◆ EXERCISE DIRECTIONS ◆
Each line that follows is to be retyped exactly.

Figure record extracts
--- begin ---

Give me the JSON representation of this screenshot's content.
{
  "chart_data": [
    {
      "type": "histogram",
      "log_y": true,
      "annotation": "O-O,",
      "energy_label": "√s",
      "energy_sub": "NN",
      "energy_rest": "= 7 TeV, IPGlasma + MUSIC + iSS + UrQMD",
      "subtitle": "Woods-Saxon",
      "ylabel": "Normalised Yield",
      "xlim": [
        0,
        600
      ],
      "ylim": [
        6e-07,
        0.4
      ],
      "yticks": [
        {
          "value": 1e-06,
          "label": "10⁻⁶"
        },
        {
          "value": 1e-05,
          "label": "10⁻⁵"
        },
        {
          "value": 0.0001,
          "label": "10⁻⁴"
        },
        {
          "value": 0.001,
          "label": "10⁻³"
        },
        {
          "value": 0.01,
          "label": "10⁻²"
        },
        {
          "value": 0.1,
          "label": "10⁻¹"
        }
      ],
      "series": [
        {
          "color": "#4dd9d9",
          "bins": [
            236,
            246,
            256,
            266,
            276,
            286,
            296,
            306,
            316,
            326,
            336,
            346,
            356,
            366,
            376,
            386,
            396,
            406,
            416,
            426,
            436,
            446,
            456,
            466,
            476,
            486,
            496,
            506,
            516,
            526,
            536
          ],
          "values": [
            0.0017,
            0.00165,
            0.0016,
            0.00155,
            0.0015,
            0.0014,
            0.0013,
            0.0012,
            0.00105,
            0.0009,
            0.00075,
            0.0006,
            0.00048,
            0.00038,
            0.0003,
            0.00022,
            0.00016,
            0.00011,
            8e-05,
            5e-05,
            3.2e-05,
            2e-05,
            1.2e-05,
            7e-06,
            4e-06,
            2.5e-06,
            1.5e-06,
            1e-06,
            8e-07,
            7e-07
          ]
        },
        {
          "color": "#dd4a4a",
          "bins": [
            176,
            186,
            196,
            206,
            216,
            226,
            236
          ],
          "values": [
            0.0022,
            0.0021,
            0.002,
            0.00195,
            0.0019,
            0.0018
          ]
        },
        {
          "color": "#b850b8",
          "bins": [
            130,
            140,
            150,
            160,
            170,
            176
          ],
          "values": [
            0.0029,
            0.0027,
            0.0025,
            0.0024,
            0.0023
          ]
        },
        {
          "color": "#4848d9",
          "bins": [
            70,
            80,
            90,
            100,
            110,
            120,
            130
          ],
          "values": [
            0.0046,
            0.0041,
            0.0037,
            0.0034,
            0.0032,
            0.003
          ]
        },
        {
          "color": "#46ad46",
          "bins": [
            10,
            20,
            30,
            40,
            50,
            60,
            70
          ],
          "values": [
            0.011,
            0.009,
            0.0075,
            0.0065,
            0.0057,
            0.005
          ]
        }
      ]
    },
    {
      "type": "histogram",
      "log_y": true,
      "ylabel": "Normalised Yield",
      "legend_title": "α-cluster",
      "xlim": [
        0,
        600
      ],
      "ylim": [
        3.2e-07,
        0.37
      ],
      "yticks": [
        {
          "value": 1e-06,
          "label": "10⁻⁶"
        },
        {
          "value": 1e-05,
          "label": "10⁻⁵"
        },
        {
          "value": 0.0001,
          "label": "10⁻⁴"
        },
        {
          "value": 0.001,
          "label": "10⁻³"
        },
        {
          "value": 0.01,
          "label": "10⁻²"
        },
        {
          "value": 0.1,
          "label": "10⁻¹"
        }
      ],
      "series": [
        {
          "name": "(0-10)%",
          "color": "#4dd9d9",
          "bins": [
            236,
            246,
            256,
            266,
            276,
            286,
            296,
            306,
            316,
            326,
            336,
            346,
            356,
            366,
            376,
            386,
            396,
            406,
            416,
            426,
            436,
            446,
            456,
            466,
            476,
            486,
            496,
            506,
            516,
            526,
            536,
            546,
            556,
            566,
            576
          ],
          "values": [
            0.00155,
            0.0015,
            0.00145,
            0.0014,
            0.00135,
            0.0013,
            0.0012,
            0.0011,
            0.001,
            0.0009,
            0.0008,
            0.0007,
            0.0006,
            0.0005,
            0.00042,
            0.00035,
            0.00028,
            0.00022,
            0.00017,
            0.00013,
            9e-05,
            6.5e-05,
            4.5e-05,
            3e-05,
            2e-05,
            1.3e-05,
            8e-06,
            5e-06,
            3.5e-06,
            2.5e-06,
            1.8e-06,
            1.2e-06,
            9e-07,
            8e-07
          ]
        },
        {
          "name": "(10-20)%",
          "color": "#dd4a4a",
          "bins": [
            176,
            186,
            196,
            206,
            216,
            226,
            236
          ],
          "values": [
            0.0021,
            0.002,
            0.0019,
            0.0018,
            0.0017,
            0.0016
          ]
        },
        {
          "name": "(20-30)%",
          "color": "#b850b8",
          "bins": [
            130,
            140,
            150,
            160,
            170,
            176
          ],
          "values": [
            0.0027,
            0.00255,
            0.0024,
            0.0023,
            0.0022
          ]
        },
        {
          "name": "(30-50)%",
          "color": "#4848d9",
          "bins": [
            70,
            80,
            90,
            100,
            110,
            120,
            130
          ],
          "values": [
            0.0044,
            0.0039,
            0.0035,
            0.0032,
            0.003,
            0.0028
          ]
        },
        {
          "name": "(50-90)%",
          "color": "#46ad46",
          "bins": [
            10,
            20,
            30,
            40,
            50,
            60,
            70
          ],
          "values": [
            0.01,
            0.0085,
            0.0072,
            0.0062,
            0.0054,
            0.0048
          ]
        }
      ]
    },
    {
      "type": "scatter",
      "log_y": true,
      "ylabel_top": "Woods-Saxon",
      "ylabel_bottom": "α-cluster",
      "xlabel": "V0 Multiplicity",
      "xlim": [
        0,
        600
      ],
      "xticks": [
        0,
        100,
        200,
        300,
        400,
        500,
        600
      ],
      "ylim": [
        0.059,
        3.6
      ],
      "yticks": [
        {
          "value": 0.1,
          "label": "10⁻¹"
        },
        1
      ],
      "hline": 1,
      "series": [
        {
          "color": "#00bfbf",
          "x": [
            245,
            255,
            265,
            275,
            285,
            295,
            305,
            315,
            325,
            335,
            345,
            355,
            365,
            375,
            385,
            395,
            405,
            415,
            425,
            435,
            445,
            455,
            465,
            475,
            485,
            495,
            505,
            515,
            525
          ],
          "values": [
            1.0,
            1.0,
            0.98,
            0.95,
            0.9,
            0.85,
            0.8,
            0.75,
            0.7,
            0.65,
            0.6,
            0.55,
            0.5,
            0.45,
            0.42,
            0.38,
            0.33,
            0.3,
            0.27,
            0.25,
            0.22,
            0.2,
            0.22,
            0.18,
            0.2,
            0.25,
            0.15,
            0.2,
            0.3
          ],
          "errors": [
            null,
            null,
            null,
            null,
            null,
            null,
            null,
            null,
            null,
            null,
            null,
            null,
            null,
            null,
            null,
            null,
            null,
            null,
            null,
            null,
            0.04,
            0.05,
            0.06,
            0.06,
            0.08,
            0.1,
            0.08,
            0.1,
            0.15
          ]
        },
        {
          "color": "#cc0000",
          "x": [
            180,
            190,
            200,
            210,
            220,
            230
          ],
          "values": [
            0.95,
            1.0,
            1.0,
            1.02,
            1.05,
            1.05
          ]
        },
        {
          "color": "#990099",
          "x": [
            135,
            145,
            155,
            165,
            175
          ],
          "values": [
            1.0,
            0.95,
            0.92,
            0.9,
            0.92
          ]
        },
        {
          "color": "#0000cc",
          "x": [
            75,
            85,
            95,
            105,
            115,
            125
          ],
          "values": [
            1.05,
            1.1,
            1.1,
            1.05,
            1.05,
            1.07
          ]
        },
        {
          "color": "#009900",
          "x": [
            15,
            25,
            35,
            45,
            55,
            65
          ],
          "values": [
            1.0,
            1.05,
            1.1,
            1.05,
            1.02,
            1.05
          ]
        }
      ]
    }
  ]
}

--- end ---

◆ WORKED SOLUTION ◆
Give me the JSON representation of this screenshot's content.
{
  "chart_data": [
    {
      "type": "histogram",
      "log_y": true,
      "annotation": "O-O,",
      "energy_label": "√s",
      "energy_sub": "NN",
      "energy_rest": "= 7 TeV, IPGlasma + MUSIC + iSS + UrQMD",
      "subtitle": "Woods-Saxon",
      "ylabel": "Normalised Yield",
      "xlim": [
        0,
        600
      ],
      "ylim": [
        6e-07,
        0.4
      ],
      "yticks": [
        {
          "value": 1e-06,
          "label": "10⁻⁶"
        },
        {
          "value": 1e-05,
          "label": "10⁻⁵"
        },
        {
          "value": 0.0001,
          "label": "10⁻⁴"
        },
        {
          "value": 0.001,
          "label": "10⁻³"
        },
        {
          "value": 0.01,
          "label": "10⁻²"
        },
        {
          "value": 0.1,
          "label": "10⁻¹"
        }
      ],
      "series": [
        {
          "color": "#4dd9d9",
          "bins": [
            236,
            246,
            256,
            266,
            276,
            286,
            296,
            306,
            316,
            326,
            336,
            346,
            356,
            366,
            376,
            386,
            396,
            406,
            416,
            426,
            436,
            446,
            456,
            466,
            476,
            486,
            496,
            506,
            516,
            526,
            536
          ],
          "values": [
            0.0017,
            0.00165,
            0.0016,
            0.00155,
            0.0015,
            0.0014,
            0.0013,
            0.0012,
            0.00105,
            0.0009,
            0.00075,
            0.0006,
            0.00048,
            0.00038,
            0.0003,
            0.00022,
            0.00016,
            0.00011,
            8e-05,
            5e-05,
            3.2e-05,
            2e-05,
            1.2e-05,
            7e-06,
            4e-06,
            2.5e-06,
            1.5e-06,
            1e-06,
            8e-07,
            7e-07
          ]
        },
        {
          "color": "#dd4a4a",
          "bins": [
            176,
            186,
            196,
            206,
            216,
            226,
            236
          ],
          "values": [
            0.0022,
            0.0021,
            0.002,
            0.00195,
            0.0019,
            0.0018
          ]
        },
        {
          "color": "#b850b8",
          "bins": [
            130,
            140,
            150,
            160,
            170,
            176
          ],
          "values": [
            0.0029,
            0.0027,
            0.0025,
            0.0024,
            0.0023
          ]
        },
        {
          "color": "#4848d9",
          "bins": [
            70,
            80,
            90,
            100,
            110,
            120,
            130
          ],
          "values": [
            0.0046,
            0.0041,
            0.0037,
            0.0034,
            0.0032,
            0.003
          ]
        },
        {
          "color": "#46ad46",
          "bins": [
            10,
            20,
            30,
            40,
            50,
            60,
            70
          ],
          "values": [
            0.011,
            0.009,
            0.0075,
            0.0065,
            0.0057,
            0.005
          ]
        }
      ]
    },
    {
      "type": "histogram",
      "log_y": true,
      "ylabel": "Normalised Yield",
      "legend_title": "α-cluster",
      "xlim": [
        0,
        600
      ],
      "ylim": [
        3.2e-07,
        0.37
      ],
      "yticks": [
        {
          "value": 1e-06,
          "label": "10⁻⁶"
        },
        {
          "value": 1e-05,
          "label": "10⁻⁵"
        },
        {
          "value": 0.0001,
          "label": "10⁻⁴"
        },
        {
          "value": 0.001,
          "label": "10⁻³"
        },
        {
          "value": 0.01,
          "label": "10⁻²"
        },
        {
          "value": 0.1,
          "label": "10⁻¹"
        }
      ],
      "series": [
        {
          "name": "(0-10)%",
          "color": "#4dd9d9",
          "bins": [
            236,
            246,
            256,
            266,
            276,
            286,
            296,
            306,
            316,
            326,
            336,
            346,
            356,
            366,
            376,
            386,
            396,
            406,
            416,
            426,
            436,
            446,
            456,
            466,
            476,
            486,
            496,
            506,
            516,
            526,
            536,
            546,
            556,
            566,
            576
          ],
          "values": [
            0.00155,
            0.0015,
            0.00145,
            0.0014,
            0.00135,
            0.0013,
            0.0012,
            0.0011,
            0.001,
            0.0009,
            0.0008,
            0.0007,
            0.0006,
            0.0005,
            0.00042,
            0.00035,
            0.00028,
            0.00022,
            0.00017,
            0.00013,
            9e-05,
            6.5e-05,
            4.5e-05,
            3e-05,
            2e-05,
            1.3e-05,
            8e-06,
            5e-06,
            3.5e-06,
            2.5e-06,
            1.8e-06,
            1.2e-06,
            9e-07,
            8e-07
          ]
        },
        {
          "name": "(10-20)%",
          "color": "#dd4a4a",
          "bins": [
            176,
            186,
            196,
            206,
            216,
            226,
            236
          ],
          "values": [
            0.0021,
            0.002,
            0.0019,
            0.0018,
            0.0017,
            0.0016
          ]
        },
        {
          "name": "(20-30)%",
          "color": "#b850b8",
          "bins": [
            130,
            140,
            150,
            160,
            170,
            176
          ],
          "values": [
            0.0027,
            0.00255,
            0.0024,
            0.0023,
            0.0022
          ]
        },
        {
          "name": "(30-50)%",
          "color": "#4848d9",
          "bins": [
            70,
            80,
            90,
            100,
            110,
            120,
            130
          ],
          "values": [
            0.0044,
            0.0039,
            0.0035,
            0.0032,
            0.003,
            0.0028
          ]
        },
        {
          "name": "(50-90)%",
          "color": "#46ad46",
          "bins": [
            10,
            20,
            30,
            40,
            50,
            60,
            70
          ],
          "values": [
            0.01,
            0.0085,
            0.0072,
            0.0062,
            0.0054,
            0.0048
          ]
        }
      ]
    },
    {
      "type": "scatter",
      "log_y": true,
      "ylabel_top": "Woods-Saxon",
      "ylabel_bottom": "α-cluster",
      "xlabel": "V0 Multiplicity",
      "xlim": [
        0,
        600
      ],
      "xticks": [
        0,
        100,
        200,
        300,
        400,
        500,
        600
      ],
      "ylim": [
        0.059,
        3.6
      ],
      "yticks": [
        {
          "value": 0.1,
          "label": "10⁻¹"
        },
        1
      ],
      "hline": 1,
      "series": [
        {
          "color": "#00bfbf",
          "x": [
            245,
            255,
            265,
            275,
            285,
            295,
            305,
            315,
            325,
            335,
            345,
            355,
            365,
            375,
            385,
            395,
            405,
            415,
            425,
            435,
            445,
            455,
            465,
            475,
            485,
            495,
            505,
            515,
            525
          ],
          "values": [
            1.0,
            1.0,
            0.98,
            0.95,
            0.9,
            0.85,
            0.8,
            0.75,
            0.7,
            0.65,
            0.6,
            0.55,
            0.5,
            0.45,
            0.42,
            0.38,
            0.33,
            0.3,
            0.27,
            0.25,
            0.22,
            0.2,
            0.22,
            0.18,
            0.2,
            0.25,
            0.15,
            0.2,
            0.3
          ],
          "errors": [
            null,
            null,
            null,
            null,
            null,
            null,
            null,
            null,
            null,
            null,
            null,
            null,
            null,
            null,
            null,
            null,
            null,
            null,
            null,
            null,
            0.04,
            0.05,
            0.06,
            0.06,
            0.08,
            0.1,
            0.08,
            0.1,
            0.15
          ]
        },
        {
          "color": "#cc0000",
          "x": [
            180,
            190,
            200,
            210,
            220,
            230
          ],
          "values": [
            0.95,
            1.0,
            1.0,
            1.02,
            1.05,
            1.05
          ]
        },
        {
          "color": "#990099",
          "x": [
            135,
            145,
            155,
            165,
            175
          ],
          "values": [
            1.0,
            0.95,
            0.92,
            0.9,
            0.92
          ]
        },
        {
          "color": "#0000cc",
          "x": [
            75,
            85,
            95,
            105,
            115,
            125
          ],
          "values": [
            1.05,
            1.1,
            1.1,
            1.05,
            1.05,
            1.07
          ]
        },
        {
          "color": "#009900",
          "x": [
            15,
            25,
            35,
            45,
            55,
            65
          ],
          "values": [
            1.0,
            1.05,
            1.1,
            1.05,
            1.02,
            1.05
          ]
        }
      ]
    }
  ]
}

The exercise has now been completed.